> Data provided
┄┄┄┄┄┄┄┄┄┄┄┄┄┄┄┄┄┄┄┄

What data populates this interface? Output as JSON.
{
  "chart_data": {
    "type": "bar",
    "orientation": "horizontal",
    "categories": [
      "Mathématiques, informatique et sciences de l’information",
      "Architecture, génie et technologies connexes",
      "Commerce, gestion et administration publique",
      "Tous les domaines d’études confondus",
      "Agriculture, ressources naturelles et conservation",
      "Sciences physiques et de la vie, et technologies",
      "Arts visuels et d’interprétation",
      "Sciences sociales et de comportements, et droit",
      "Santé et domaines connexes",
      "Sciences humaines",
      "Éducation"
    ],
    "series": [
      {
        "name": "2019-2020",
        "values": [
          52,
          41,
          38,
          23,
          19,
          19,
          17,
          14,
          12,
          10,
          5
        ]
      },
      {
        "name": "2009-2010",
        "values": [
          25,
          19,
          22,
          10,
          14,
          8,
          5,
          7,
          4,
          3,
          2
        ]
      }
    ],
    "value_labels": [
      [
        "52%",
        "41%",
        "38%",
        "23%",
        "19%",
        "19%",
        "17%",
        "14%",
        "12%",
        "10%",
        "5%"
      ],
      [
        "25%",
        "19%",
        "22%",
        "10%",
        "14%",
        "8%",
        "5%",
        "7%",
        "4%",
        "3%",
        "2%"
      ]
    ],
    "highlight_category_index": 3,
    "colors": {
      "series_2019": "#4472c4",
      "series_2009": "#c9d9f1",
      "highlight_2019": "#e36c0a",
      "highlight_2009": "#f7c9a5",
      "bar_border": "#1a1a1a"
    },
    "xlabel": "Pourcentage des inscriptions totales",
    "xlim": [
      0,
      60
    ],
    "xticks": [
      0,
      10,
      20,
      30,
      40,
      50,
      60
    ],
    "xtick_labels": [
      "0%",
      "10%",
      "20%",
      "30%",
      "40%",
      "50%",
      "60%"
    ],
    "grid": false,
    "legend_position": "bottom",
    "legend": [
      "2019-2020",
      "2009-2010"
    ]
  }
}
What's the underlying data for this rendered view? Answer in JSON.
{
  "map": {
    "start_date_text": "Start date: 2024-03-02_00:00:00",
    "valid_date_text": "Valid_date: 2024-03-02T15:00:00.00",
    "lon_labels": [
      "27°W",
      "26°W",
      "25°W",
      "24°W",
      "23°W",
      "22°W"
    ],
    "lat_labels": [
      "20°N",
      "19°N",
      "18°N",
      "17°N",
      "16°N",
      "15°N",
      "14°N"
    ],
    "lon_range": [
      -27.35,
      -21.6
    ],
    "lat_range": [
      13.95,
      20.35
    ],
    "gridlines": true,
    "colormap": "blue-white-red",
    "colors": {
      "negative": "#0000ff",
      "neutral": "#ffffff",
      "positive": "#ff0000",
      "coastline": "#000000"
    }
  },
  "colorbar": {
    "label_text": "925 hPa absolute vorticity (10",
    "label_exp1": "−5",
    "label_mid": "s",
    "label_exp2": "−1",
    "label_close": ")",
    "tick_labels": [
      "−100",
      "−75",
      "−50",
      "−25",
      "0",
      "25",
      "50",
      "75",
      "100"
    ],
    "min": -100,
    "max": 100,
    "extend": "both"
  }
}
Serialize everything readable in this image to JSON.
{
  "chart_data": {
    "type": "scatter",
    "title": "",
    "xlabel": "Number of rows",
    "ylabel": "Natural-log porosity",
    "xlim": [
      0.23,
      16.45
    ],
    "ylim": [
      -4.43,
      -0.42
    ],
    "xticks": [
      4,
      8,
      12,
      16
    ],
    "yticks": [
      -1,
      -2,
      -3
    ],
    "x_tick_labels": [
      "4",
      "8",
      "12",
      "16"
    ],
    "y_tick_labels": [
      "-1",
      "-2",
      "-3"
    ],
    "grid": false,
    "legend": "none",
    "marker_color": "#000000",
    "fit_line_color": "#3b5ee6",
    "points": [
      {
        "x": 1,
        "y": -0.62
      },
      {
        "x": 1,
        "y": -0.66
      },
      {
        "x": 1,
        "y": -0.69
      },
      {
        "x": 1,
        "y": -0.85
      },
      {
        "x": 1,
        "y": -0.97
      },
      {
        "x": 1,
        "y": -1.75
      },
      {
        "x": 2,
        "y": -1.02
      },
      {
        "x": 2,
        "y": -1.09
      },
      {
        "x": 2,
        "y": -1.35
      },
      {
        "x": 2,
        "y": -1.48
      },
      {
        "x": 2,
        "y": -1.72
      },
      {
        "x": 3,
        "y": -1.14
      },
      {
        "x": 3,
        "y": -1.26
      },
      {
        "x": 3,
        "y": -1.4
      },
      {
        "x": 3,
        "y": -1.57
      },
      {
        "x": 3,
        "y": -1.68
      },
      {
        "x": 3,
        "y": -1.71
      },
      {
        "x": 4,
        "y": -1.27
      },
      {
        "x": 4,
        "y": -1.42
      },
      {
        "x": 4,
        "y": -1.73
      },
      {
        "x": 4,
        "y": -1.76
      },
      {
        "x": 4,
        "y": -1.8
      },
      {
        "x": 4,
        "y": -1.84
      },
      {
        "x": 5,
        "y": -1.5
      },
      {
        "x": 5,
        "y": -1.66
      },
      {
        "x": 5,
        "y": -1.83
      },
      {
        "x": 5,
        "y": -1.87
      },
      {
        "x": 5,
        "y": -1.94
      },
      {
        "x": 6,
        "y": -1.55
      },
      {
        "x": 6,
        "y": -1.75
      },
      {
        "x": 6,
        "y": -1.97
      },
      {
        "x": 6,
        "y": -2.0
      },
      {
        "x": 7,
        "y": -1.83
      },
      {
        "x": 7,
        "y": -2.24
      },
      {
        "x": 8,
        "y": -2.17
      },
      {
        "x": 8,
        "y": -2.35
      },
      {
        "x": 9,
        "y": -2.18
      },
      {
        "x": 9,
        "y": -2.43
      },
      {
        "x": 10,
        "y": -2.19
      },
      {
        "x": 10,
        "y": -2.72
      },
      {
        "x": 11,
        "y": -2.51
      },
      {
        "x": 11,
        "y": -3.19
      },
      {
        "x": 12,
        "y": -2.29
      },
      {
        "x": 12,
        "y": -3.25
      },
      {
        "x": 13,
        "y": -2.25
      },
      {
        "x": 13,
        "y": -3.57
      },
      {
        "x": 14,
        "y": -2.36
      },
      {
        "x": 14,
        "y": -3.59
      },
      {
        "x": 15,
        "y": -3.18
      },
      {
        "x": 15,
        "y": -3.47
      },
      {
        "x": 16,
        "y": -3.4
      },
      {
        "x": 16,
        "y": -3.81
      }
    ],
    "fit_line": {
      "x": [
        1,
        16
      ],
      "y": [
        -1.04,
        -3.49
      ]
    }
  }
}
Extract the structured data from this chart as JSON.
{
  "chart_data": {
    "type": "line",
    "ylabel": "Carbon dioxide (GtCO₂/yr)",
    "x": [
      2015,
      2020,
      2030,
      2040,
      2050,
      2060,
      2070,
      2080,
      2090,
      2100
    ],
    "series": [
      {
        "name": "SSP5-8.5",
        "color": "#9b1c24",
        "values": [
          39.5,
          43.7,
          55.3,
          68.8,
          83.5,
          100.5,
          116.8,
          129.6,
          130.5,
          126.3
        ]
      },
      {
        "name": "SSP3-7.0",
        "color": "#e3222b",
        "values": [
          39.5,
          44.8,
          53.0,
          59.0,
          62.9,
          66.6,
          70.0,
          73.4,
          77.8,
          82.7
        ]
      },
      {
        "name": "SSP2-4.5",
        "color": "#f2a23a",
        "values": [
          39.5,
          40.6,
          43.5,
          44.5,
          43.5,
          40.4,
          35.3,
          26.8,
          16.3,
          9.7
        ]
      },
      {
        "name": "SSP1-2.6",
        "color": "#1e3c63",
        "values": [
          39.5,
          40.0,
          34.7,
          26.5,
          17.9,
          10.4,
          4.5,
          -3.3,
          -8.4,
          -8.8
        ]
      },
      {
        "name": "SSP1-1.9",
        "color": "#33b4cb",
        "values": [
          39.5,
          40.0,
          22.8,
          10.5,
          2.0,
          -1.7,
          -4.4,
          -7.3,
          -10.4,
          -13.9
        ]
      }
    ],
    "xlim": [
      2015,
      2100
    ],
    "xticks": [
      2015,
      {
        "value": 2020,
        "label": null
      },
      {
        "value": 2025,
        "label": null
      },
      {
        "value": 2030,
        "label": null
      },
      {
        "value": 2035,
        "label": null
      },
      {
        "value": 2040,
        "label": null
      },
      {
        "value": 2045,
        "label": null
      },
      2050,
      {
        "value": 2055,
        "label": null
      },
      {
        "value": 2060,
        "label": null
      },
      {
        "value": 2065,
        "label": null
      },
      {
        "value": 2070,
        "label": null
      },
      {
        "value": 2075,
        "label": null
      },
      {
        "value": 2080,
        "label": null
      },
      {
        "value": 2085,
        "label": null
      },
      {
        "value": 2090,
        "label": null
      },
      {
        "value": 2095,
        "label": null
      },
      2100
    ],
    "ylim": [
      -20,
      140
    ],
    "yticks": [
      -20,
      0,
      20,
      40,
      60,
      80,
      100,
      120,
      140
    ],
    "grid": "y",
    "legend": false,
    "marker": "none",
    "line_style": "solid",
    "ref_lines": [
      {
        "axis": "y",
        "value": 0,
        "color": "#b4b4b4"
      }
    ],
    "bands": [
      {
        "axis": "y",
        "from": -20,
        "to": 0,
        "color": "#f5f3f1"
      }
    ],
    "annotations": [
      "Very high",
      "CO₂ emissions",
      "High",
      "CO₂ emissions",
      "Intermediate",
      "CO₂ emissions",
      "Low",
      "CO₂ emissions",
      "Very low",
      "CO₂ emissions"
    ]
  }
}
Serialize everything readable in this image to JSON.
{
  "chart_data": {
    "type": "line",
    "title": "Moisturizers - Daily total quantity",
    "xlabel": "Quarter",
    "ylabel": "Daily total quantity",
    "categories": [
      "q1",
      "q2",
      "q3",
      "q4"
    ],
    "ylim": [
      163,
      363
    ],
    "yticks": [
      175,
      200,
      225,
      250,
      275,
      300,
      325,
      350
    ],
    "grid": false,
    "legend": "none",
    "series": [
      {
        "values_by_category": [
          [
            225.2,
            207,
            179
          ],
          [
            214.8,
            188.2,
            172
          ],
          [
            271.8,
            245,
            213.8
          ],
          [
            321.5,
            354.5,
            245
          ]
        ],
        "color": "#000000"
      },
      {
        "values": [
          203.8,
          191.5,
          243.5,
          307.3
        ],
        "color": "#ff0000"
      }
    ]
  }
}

┄┄┄┄┄┄┄┄┄┄┄┄┄┄┄┄┄┄┄┄

Across the records, how many lines contain "name"? Only the number should be given.

7